What to produce
Read the listing below and copy out each line where the word "Extracellular" occurs.

[Data provided — start]

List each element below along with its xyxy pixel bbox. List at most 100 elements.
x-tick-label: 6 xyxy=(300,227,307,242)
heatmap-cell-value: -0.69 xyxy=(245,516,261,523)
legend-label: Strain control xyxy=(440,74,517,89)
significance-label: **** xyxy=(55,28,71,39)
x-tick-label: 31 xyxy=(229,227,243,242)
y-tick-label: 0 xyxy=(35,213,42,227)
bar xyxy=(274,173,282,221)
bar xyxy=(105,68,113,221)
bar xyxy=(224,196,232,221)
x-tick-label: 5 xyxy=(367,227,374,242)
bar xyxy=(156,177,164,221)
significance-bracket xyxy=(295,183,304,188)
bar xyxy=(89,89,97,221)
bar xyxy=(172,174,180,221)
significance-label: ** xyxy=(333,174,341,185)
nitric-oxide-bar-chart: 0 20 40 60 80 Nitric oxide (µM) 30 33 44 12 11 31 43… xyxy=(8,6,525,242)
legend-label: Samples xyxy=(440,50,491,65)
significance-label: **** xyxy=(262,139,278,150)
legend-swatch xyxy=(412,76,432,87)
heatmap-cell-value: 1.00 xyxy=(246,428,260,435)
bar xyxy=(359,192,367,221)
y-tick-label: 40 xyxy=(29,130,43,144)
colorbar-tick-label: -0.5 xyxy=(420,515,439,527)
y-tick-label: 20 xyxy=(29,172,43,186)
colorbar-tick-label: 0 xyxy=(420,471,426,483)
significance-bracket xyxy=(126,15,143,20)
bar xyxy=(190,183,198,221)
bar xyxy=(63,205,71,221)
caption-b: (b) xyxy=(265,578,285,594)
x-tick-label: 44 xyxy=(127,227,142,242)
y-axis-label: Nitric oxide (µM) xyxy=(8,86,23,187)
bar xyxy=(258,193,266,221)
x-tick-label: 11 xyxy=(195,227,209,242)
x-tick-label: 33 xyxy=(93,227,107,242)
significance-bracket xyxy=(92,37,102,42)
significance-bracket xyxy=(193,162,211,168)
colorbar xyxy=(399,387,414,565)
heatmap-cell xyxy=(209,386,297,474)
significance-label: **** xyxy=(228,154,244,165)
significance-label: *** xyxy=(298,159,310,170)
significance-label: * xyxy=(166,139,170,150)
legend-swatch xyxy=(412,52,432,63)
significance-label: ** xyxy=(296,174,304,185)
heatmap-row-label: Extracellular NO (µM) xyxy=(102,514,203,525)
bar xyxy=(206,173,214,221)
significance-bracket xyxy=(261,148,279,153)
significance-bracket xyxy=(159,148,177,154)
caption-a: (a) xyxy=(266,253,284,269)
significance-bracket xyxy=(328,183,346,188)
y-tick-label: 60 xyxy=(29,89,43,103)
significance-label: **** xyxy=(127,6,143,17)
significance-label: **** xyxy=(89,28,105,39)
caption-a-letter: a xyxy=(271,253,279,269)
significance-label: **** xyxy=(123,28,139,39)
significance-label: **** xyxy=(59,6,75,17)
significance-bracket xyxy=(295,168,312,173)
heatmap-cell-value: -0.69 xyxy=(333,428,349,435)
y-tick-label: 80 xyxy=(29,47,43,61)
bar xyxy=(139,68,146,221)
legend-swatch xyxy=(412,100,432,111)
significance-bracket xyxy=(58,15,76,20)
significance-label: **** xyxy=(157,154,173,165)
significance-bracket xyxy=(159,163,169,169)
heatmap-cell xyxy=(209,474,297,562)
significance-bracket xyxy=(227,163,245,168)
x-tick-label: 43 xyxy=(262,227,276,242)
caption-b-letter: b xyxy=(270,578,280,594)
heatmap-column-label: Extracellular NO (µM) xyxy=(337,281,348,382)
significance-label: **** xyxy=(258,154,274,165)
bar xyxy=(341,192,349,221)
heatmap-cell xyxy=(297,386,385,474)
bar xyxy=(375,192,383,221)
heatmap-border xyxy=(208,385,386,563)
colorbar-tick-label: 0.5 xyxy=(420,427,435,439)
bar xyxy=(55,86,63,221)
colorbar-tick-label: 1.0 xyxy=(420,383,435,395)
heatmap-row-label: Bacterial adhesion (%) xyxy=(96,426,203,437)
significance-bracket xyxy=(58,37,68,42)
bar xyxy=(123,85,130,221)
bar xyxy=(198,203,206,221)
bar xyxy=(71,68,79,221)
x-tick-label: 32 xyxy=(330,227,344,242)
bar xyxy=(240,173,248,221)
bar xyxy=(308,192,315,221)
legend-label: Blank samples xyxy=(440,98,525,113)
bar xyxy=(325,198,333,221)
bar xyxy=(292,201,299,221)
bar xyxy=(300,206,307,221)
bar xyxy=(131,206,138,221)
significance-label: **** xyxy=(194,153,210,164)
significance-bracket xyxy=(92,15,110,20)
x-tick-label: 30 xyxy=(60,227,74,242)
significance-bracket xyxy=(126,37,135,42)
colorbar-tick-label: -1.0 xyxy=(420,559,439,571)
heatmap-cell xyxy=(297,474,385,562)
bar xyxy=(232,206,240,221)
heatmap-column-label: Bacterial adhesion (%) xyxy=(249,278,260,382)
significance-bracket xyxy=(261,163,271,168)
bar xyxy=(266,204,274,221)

[Data provided — finish]

Result of this exercise
heatmap-row-label: Extracellular NO (µM) xyxy=(102,514,203,525)
heatmap-column-label: Extracellular NO (µM) xyxy=(337,281,348,382)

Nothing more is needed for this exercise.